§ **Short problem**
Write out the listing below exactly, and omit any images you find in it.

§ **Source material**
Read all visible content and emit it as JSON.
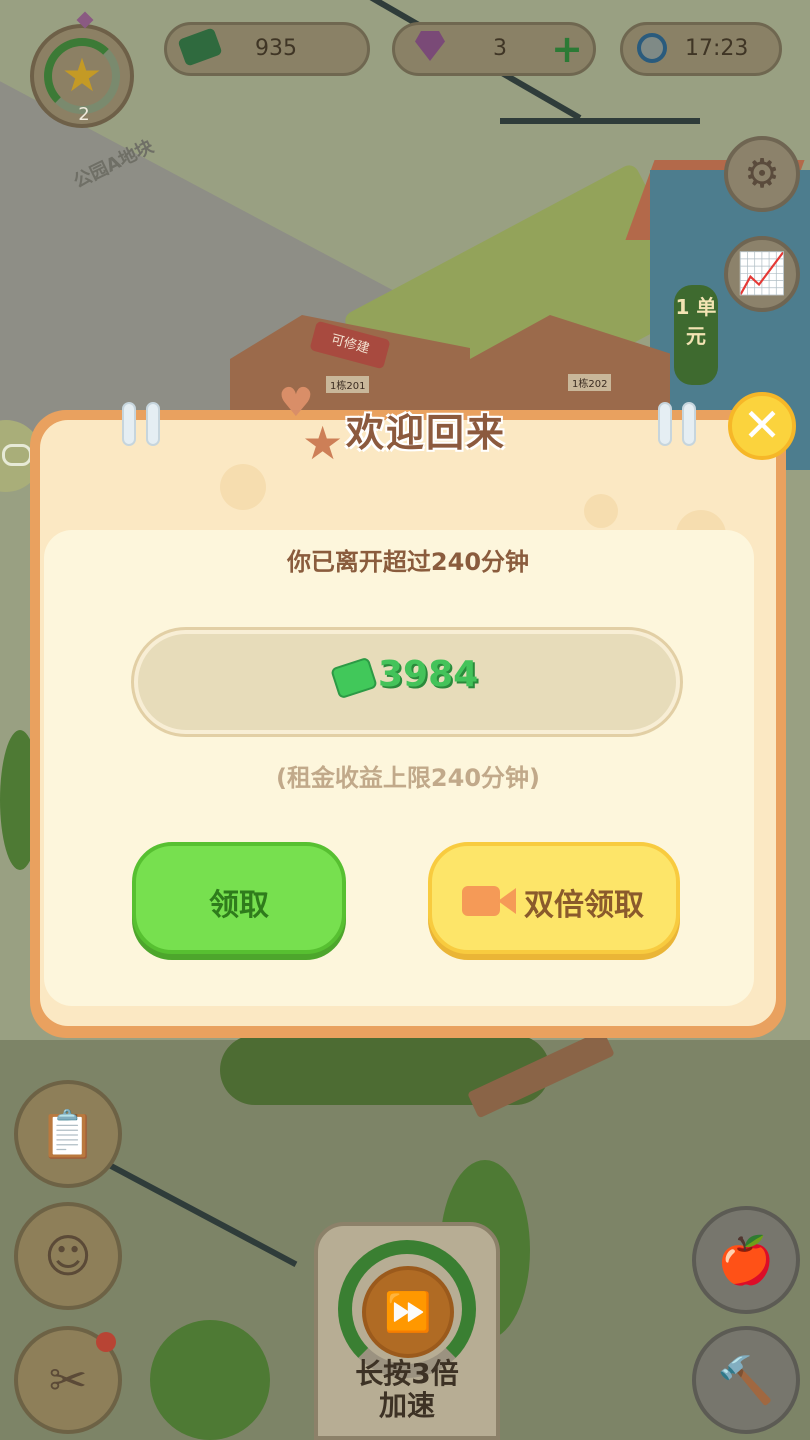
{
  "hud": {
    "level": "2",
    "cash": "935",
    "gems": "3",
    "time": "17:23"
  },
  "world": {
    "site_label": "公园A地块",
    "build_sign": "可修建",
    "unit_sign": "1 单元",
    "house_left": "1栋201",
    "house_right": "1栋202"
  },
  "dialog": {
    "title": "欢迎回来",
    "leave_message": "你已离开超过240分钟",
    "reward_amount": "3984",
    "limit_note": "(租金收益上限240分钟)",
    "claim_label": "领取",
    "double_claim_label": "双倍领取"
  },
  "speed": {
    "label_line1": "长按3倍",
    "label_line2": "加速"
  },
  "colors": {
    "accent_green": "#77e04f",
    "accent_yellow": "#fde569",
    "dialog_frame": "#e9a15f",
    "cash_green": "#44c35a"
  },
  "icons": {
    "cash": "cash-icon",
    "gem": "gem-icon",
    "add": "plus-icon",
    "clock": "clock-icon",
    "settings": "gear-icon",
    "stats": "chart-icon",
    "close": "close-icon",
    "video": "video-camera-icon",
    "tasks": "clipboard-icon",
    "character": "face-icon",
    "tools": "tools-icon",
    "fast_forward": "fast-forward-icon",
    "fruit": "apple-icon",
    "build": "hammer-icon",
    "gamepad": "gamepad-icon"
  }
}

§ **Exercise output**
Read all visible content and emit it as JSON.
{
  "hud": {
    "level": "2",
    "cash": "935",
    "gems": "3",
    "time": "17:23"
  },
  "world": {
    "site_label": "公园A地块",
    "build_sign": "可修建",
    "unit_sign": "1 单元",
    "house_left": "1栋201",
    "house_right": "1栋202"
  },
  "dialog": {
    "title": "欢迎回来",
    "leave_message": "你已离开超过240分钟",
    "reward_amount": "3984",
    "limit_note": "(租金收益上限240分钟)",
    "claim_label": "领取",
    "double_claim_label": "双倍领取"
  },
  "speed": {
    "label_line1": "长按3倍",
    "label_line2": "加速"
  },
  "colors": {
    "accent_green": "#77e04f",
    "accent_yellow": "#fde569",
    "dialog_frame": "#e9a15f",
    "cash_green": "#44c35a"
  },
  "icons": {
    "cash": "cash-icon",
    "gem": "gem-icon",
    "add": "plus-icon",
    "clock": "clock-icon",
    "settings": "gear-icon",
    "stats": "chart-icon",
    "close": "close-icon",
    "video": "video-camera-icon",
    "tasks": "clipboard-icon",
    "character": "face-icon",
    "tools": "tools-icon",
    "fast_forward": "fast-forward-icon",
    "fruit": "apple-icon",
    "build": "hammer-icon",
    "gamepad": "gamepad-icon"
  }
}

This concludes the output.